Copy each line below exactly and leave the pictures out.
--- begin ---
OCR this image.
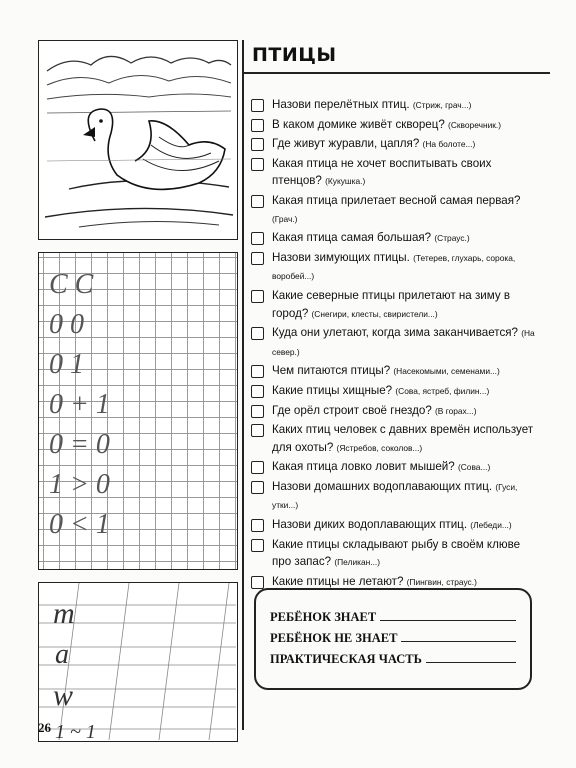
C C
0 0
0 1
0 + 1
0 = 0
1 > 0
0 < 1
m
a
w
1 ~ 1
ПТИЦЫ
Назови перелётных птиц. (Стриж, грач...)
В каком домике живёт скворец? (Скворечник.)
Где живут журавли, цапля? (На болоте...)
Какая птица не хочет воспитывать своих птенцов? (Кукушка.)
Какая птица прилетает весной самая первая? (Грач.)
Какая птица самая большая? (Страус.)
Назови зимующих птицы. (Тетерев, глухарь, сорока, воробей...)
Какие северные птицы прилетают на зиму в город? (Снегири, клесты, свиристели...)
Куда они улетают, когда зима заканчивается? (На север.)
Чем питаются птицы? (Насекомыми, семенами...)
Какие птицы хищные? (Сова, ястреб, филин...)
Где орёл строит своё гнездо? (В горах...)
Каких птиц человек с давних времён использует для охоты? (Ястребов, соколов...)
Какая птица ловко ловит мышей? (Сова...)
Назови домашних водоплавающих птиц. (Гуси, утки...)
Назови диких водоплавающих птиц. (Лебеди...)
Какие птицы складывают рыбу в своём клюве про запас? (Пеликан...)
Какие птицы не летают? (Пингвин, страус.)
РЕБЁНОК ЗНАЕТ
РЕБЁНОК НЕ ЗНАЕТ
ПРАКТИЧЕСКАЯ ЧАСТЬ
26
--- end ---
■ Task solution
OCR this image.
C C
0 0
0 1
0 + 1
0 = 0
1 > 0
0 < 1
m
a
w
1 ~ 1
ПТИЦЫ
Назови перелётных птиц. (Стриж, грач...)
В каком домике живёт скворец? (Скворечник.)
Где живут журавли, цапля? (На болоте...)
Какая птица не хочет воспитывать своих птенцов? (Кукушка.)
Какая птица прилетает весной самая первая? (Грач.)
Какая птица самая большая? (Страус.)
Назови зимующих птицы. (Тетерев, глухарь, сорока, воробей...)
Какие северные птицы прилетают на зиму в город? (Снегири, клесты, свиристели...)
Куда они улетают, когда зима заканчивается? (На север.)
Чем питаются птицы? (Насекомыми, семенами...)
Какие птицы хищные? (Сова, ястреб, филин...)
Где орёл строит своё гнездо? (В горах...)
Каких птиц человек с давних времён использует для охоты? (Ястребов, соколов...)
Какая птица ловко ловит мышей? (Сова...)
Назови домашних водоплавающих птиц. (Гуси, утки...)
Назови диких водоплавающих птиц. (Лебеди...)
Какие птицы складывают рыбу в своём клюве про запас? (Пеликан...)
Какие птицы не летают? (Пингвин, страус.)
РЕБЁНОК ЗНАЕТ
РЕБЁНОК НЕ ЗНАЕТ
ПРАКТИЧЕСКАЯ ЧАСТЬ
26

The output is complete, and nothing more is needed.